▸ REQUIREMENTS: Search the material below for the word "text". Copy every line that has it.

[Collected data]
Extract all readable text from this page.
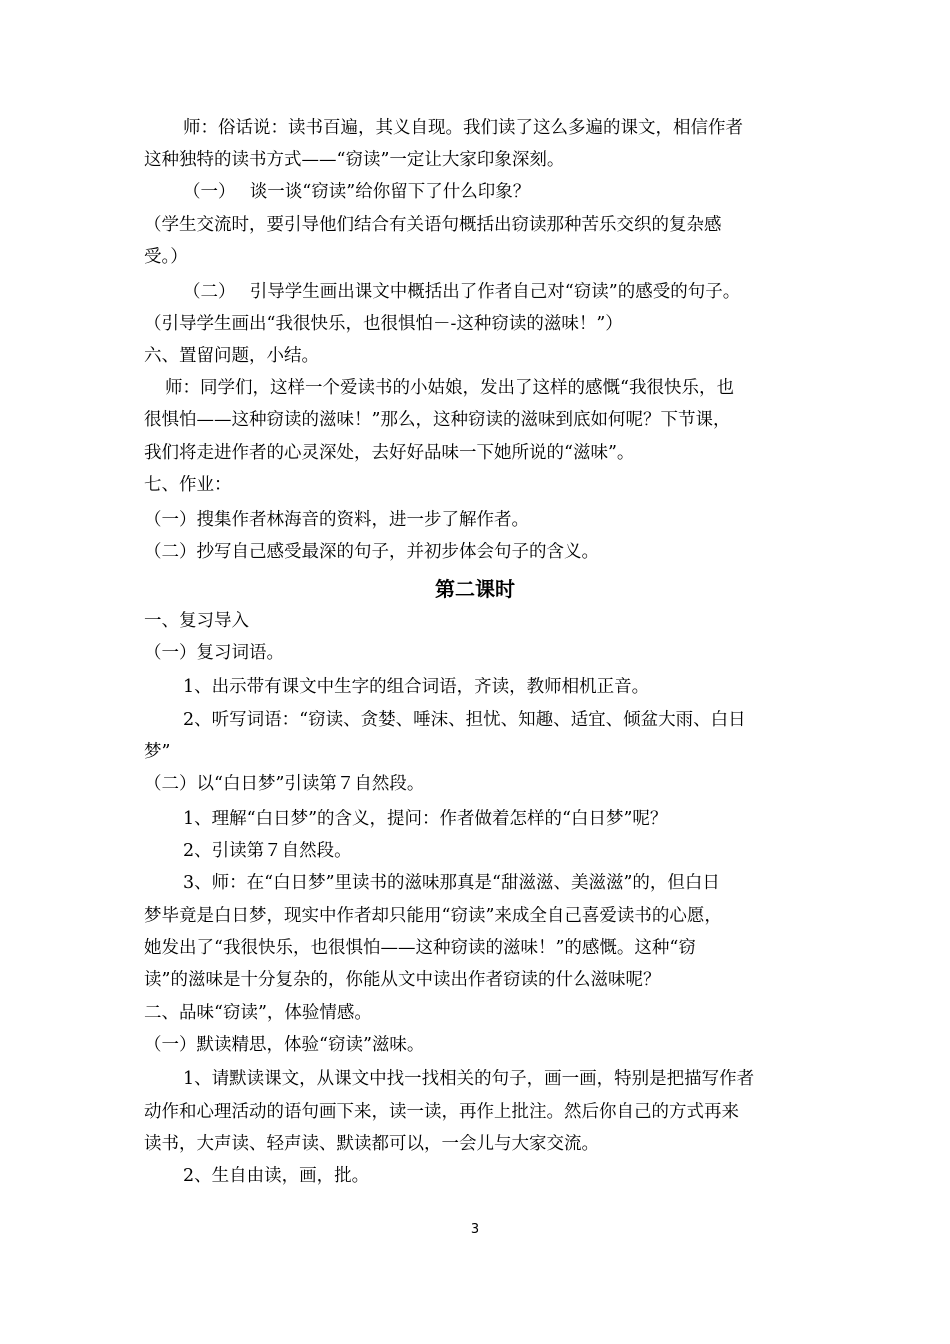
师：俗话说：读书百遍，其义自现。我们读了这么多遍的课文，相信作者

这种独特的读书方式——“窃读”一定让大家印象深刻。

（一）　 谈一谈“窃读”给你留下了什么印象？

（学生交流时，要引导他们结合有关语句概括出窃读那种苦乐交织的复杂感

受。）

（二）　 引导学生画出课文中概括出了作者自己对“窃读”的感受的句子。

（引导学生画出“我很快乐，也很惧怕－-这种窃读的滋味！”）

六、置留问题，小结。

师：同学们，这样一个爱读书的小姑娘，发出了这样的感慨“我很快乐，也

很惧怕——这种窃读的滋味！”那么，这种窃读的滋味到底如何呢？下节课，

我们将走进作者的心灵深处，去好好品味一下她所说的“滋味”。

七、作业：

（一）搜集作者林海音的资料，进一步了解作者。

（二）抄写自己感受最深的句子，并初步体会句子的含义。

第二课时

一、复习导入

（一）复习词语。

1、出示带有课文中生字的组合词语，齐读，教师相机正音。

2、听写词语：“窃读、贪婪、唾沫、担忧、知趣、适宜、倾盆大雨、白日

梦”

（二）以“白日梦”引读第７自然段。

1、理解“白日梦”的含义，提问：作者做着怎样的“白日梦”呢？

2、引读第７自然段。

3、师：在“白日梦”里读书的滋味那真是“甜滋滋、美滋滋”的，但白日

梦毕竟是白日梦，现实中作者却只能用“窃读”来成全自己喜爱读书的心愿，

她发出了“我很快乐，也很惧怕——这种窃读的滋味！”的感慨。这种“窃

读”的滋味是十分复杂的，你能从文中读出作者窃读的什么滋味呢？

二、品味“窃读”，体验情感。

（一）默读精思，体验“窃读”滋味。

1、请默读课文，从课文中找一找相关的句子，画一画，特别是把描写作者

动作和心理活动的语句画下来，读一读，再作上批注。然后你自己的方式再来

读书，大声读、轻声读、默读都可以，一会儿与大家交流。

2、生自由读，画，批。

3
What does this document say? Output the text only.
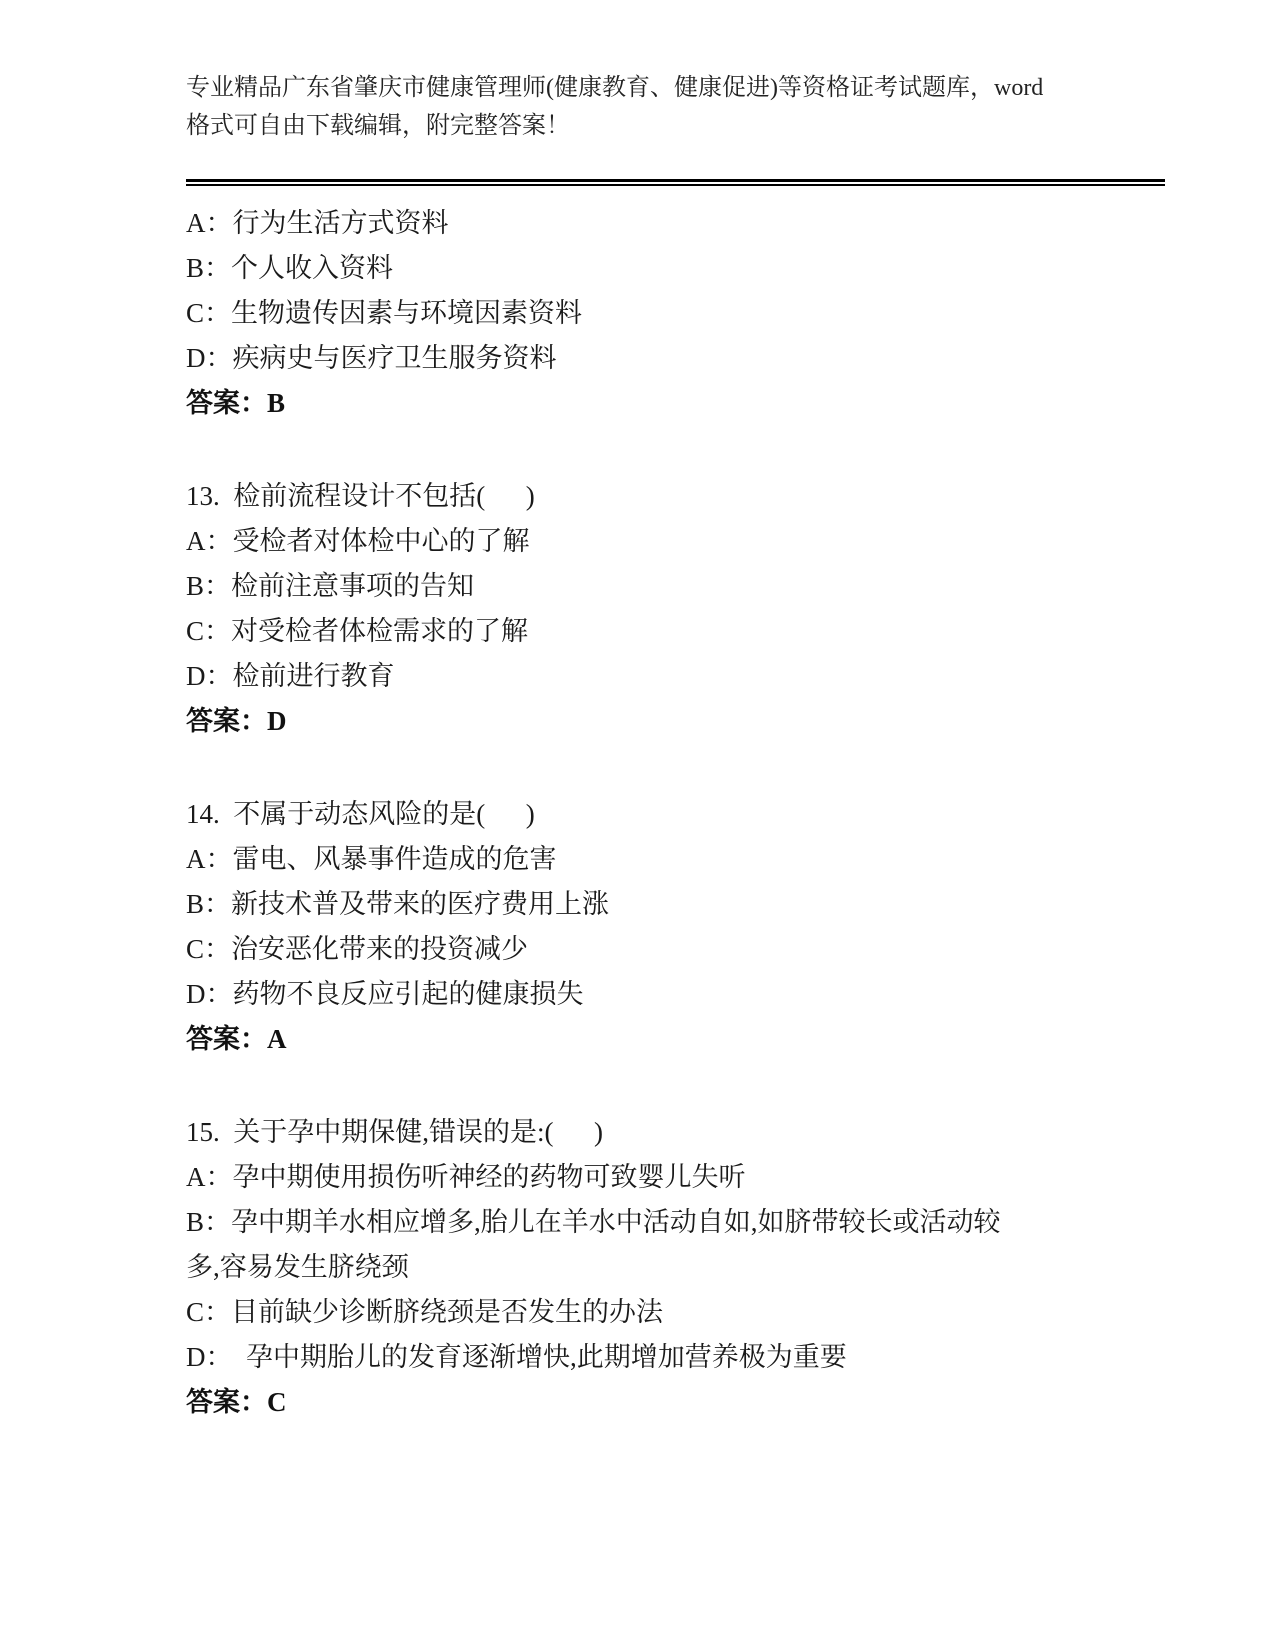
专业精品广东省肇庆市健康管理师(健康教育、健康促进)等资格证考试题库，word
格式可自由下载编辑，附完整答案！
A：行为生活方式资料
B：个人收入资料
C：生物遗传因素与环境因素资料
D：疾病史与医疗卫生服务资料
答案：B
13.  检前流程设计不包括(      )
A：受检者对体检中心的了解
B：检前注意事项的告知
C：对受检者体检需求的了解
D：检前进行教育
答案：D
14.  不属于动态风险的是(      )
A：雷电、风暴事件造成的危害
B：新技术普及带来的医疗费用上涨
C：治安恶化带来的投资减少
D：药物不良反应引起的健康损失
答案：A
15.  关于孕中期保健,错误的是:(      )
A：孕中期使用损伤听神经的药物可致婴儿失听
B：孕中期羊水相应增多,胎儿在羊水中活动自如,如脐带较长或活动较
多,容易发生脐绕颈
C：目前缺少诊断脐绕颈是否发生的办法
D：  孕中期胎儿的发育逐渐增快,此期增加营养极为重要
答案：C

▸ EXERCISE RESPONSE:
Extract all readable text from this page.
What does this document say? Output the text only.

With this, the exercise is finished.